Do this >> Look through the records below and give the number of lines holding the string "maximum", nothing more.

Supplied material >>
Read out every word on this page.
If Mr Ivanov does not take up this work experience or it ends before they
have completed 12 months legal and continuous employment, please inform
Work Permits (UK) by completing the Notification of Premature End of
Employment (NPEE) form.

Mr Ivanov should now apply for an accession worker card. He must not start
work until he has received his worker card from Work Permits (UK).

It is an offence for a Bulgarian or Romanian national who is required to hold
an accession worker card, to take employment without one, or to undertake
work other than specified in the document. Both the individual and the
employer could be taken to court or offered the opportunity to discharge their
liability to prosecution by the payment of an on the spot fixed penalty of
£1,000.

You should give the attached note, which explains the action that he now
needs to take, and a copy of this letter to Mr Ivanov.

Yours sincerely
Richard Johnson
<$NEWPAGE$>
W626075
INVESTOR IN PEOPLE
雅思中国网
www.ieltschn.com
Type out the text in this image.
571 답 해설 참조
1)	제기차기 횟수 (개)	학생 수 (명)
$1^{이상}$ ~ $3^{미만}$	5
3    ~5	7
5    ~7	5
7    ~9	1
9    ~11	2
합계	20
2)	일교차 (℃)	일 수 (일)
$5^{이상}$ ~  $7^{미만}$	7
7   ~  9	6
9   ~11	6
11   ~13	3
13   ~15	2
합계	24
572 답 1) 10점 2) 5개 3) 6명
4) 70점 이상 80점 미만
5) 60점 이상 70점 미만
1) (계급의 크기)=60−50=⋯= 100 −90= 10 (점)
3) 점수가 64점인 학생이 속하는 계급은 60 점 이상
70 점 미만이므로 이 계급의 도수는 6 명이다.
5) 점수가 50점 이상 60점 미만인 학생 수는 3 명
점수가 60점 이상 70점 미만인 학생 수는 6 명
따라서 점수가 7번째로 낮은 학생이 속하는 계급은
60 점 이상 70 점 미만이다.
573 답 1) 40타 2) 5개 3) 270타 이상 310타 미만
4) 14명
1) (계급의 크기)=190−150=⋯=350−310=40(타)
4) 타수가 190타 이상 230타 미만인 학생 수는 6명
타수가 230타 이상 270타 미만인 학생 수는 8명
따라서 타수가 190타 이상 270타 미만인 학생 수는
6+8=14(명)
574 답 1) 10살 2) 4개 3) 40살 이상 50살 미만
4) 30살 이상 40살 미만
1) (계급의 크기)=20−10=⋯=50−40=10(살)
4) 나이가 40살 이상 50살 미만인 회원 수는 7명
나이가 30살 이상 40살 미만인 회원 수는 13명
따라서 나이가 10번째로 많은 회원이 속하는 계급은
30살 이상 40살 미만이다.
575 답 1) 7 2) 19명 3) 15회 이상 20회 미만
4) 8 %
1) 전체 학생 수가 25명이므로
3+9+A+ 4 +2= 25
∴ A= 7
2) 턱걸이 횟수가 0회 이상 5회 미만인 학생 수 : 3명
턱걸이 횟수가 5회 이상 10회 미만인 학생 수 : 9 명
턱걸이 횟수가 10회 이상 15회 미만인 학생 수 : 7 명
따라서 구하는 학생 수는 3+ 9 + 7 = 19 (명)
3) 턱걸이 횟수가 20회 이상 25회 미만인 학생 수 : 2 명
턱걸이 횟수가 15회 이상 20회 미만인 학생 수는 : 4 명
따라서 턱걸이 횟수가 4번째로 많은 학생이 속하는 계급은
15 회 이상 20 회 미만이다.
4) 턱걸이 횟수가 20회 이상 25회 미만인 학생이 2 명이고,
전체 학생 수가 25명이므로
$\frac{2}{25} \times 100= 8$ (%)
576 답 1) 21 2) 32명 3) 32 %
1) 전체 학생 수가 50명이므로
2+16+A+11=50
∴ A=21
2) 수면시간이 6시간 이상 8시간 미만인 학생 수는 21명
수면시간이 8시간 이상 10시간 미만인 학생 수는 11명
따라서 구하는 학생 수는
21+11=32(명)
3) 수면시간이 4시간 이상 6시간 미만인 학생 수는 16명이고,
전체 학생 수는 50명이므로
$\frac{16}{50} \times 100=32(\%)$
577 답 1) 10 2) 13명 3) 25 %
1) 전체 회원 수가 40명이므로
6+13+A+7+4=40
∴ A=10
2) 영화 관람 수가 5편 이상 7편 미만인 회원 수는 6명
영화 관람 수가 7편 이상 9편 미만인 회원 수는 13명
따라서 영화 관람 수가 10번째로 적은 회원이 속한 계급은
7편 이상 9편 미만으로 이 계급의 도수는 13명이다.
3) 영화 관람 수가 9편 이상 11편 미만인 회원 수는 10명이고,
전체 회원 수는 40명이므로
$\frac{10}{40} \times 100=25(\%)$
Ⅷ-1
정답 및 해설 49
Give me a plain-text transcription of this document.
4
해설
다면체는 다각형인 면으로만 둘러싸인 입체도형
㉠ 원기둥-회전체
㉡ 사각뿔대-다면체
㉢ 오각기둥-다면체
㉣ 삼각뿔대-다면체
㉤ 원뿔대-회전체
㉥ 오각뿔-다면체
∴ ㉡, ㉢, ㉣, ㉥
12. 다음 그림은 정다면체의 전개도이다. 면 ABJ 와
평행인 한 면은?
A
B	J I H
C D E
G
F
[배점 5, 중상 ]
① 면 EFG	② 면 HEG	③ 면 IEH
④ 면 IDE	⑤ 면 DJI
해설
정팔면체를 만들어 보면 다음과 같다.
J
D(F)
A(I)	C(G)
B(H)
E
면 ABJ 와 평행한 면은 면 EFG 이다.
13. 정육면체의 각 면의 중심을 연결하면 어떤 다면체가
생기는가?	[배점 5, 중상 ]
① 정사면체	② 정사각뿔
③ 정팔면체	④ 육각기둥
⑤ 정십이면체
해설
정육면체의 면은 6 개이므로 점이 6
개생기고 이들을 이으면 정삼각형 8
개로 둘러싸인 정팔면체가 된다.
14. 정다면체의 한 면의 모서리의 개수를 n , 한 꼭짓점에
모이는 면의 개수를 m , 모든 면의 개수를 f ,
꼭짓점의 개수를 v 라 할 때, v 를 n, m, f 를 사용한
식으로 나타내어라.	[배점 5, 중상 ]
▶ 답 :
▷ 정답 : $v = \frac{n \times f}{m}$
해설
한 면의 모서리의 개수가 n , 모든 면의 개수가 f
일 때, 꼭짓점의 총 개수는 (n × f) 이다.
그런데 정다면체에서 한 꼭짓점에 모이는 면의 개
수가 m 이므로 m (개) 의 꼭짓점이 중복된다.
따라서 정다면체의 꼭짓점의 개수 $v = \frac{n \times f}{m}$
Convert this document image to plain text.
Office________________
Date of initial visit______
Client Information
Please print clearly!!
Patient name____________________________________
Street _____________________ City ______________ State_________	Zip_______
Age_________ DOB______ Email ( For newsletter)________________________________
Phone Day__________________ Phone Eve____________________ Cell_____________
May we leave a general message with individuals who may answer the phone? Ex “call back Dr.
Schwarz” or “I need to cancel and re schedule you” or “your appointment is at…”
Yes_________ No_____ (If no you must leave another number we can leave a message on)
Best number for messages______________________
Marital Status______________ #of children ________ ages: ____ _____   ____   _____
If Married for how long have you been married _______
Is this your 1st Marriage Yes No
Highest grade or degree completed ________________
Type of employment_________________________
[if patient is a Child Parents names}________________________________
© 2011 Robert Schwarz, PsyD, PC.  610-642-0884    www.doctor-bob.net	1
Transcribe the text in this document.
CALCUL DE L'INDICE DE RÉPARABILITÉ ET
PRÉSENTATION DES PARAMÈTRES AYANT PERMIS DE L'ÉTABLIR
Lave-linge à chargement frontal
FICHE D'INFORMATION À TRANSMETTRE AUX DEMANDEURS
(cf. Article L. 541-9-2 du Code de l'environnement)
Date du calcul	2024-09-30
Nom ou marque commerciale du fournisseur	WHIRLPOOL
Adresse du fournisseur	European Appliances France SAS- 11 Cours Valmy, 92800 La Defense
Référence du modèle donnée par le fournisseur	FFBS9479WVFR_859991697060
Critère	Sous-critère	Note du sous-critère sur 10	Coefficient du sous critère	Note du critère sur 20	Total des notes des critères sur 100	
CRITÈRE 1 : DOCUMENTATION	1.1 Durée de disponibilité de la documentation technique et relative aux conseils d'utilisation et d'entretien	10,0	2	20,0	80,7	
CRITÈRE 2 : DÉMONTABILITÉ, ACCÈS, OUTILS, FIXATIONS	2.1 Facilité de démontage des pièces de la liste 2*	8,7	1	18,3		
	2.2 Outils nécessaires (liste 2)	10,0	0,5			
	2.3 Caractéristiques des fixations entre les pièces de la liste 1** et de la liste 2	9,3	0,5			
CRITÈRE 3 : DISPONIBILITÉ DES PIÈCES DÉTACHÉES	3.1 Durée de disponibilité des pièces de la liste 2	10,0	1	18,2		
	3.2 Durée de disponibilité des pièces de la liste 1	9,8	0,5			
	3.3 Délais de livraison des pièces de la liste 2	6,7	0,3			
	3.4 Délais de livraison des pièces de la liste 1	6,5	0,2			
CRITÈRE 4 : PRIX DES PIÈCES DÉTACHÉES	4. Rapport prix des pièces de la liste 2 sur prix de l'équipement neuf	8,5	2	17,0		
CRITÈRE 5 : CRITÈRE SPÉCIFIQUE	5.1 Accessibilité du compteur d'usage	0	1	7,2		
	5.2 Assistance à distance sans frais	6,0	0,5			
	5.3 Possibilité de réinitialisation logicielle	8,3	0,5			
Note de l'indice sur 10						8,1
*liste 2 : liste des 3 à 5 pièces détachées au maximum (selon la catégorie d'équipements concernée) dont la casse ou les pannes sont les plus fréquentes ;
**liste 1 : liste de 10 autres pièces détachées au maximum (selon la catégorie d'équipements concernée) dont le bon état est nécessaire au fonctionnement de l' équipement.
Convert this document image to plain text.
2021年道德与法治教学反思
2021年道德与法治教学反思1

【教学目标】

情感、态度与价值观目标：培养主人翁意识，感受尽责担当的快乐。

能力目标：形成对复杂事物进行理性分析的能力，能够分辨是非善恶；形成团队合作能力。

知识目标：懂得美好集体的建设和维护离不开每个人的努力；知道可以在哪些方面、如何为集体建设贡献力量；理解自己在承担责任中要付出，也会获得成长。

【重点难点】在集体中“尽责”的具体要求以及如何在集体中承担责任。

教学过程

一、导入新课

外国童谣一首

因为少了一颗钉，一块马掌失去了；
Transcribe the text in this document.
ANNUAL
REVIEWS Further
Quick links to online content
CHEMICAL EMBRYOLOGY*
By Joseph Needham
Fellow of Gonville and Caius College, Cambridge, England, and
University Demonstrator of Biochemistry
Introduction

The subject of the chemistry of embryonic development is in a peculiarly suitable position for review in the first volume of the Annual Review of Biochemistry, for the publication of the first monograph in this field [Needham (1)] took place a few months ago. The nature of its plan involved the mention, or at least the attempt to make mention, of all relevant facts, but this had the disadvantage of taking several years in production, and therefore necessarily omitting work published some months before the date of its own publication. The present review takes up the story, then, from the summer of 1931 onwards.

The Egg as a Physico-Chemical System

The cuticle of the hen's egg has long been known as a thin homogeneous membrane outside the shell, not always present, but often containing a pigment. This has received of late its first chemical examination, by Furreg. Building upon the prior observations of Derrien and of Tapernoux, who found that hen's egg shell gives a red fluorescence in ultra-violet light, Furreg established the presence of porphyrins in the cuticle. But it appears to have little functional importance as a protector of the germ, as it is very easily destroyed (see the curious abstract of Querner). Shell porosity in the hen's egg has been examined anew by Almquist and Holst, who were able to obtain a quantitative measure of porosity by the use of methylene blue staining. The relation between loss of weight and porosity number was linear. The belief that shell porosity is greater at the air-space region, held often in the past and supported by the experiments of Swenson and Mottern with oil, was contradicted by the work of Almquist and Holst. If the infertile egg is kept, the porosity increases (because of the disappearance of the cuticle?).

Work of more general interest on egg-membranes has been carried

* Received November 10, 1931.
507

Completed task >> 2